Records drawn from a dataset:
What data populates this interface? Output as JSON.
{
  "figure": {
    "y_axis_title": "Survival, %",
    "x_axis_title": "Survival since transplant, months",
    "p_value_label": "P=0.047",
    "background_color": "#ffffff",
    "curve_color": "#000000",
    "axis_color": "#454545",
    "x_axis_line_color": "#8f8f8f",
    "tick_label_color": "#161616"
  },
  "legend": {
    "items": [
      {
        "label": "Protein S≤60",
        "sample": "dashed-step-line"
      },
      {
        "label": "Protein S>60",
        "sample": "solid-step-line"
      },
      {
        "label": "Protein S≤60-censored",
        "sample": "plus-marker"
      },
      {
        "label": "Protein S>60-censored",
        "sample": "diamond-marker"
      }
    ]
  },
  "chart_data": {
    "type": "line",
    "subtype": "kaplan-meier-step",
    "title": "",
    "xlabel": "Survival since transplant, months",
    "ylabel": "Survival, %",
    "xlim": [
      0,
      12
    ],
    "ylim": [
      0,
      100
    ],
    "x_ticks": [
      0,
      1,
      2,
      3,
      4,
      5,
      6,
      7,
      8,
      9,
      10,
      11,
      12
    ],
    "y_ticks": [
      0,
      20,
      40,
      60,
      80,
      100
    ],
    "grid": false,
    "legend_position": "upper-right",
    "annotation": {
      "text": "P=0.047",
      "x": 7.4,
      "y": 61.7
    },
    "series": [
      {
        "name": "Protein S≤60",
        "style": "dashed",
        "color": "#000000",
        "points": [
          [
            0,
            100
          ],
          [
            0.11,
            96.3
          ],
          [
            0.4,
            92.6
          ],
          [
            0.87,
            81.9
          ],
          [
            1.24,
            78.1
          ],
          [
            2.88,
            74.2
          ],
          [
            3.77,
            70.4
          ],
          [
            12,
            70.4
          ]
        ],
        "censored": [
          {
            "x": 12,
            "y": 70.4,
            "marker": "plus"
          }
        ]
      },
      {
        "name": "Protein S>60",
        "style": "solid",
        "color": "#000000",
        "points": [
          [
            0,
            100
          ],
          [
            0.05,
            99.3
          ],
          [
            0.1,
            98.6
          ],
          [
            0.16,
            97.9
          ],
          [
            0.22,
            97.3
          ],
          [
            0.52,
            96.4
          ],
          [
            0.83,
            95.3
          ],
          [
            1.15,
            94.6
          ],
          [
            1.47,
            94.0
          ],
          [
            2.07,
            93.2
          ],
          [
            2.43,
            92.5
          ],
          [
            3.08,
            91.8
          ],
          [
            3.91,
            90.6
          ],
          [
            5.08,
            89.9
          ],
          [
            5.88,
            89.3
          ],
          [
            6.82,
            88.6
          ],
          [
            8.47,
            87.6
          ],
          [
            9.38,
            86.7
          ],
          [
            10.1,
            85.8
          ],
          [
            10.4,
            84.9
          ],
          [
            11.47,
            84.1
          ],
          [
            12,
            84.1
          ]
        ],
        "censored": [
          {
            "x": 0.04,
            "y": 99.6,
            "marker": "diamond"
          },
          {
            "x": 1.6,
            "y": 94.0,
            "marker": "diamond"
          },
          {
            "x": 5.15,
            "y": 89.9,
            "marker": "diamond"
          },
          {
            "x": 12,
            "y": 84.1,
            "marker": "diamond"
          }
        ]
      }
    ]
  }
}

▶ **Prompt**: Lines holding the word "dashed" are the answer; copy each one from the records above.

▶ **Response to the task**:
        "sample": "dashed-step-line"
        "style": "dashed",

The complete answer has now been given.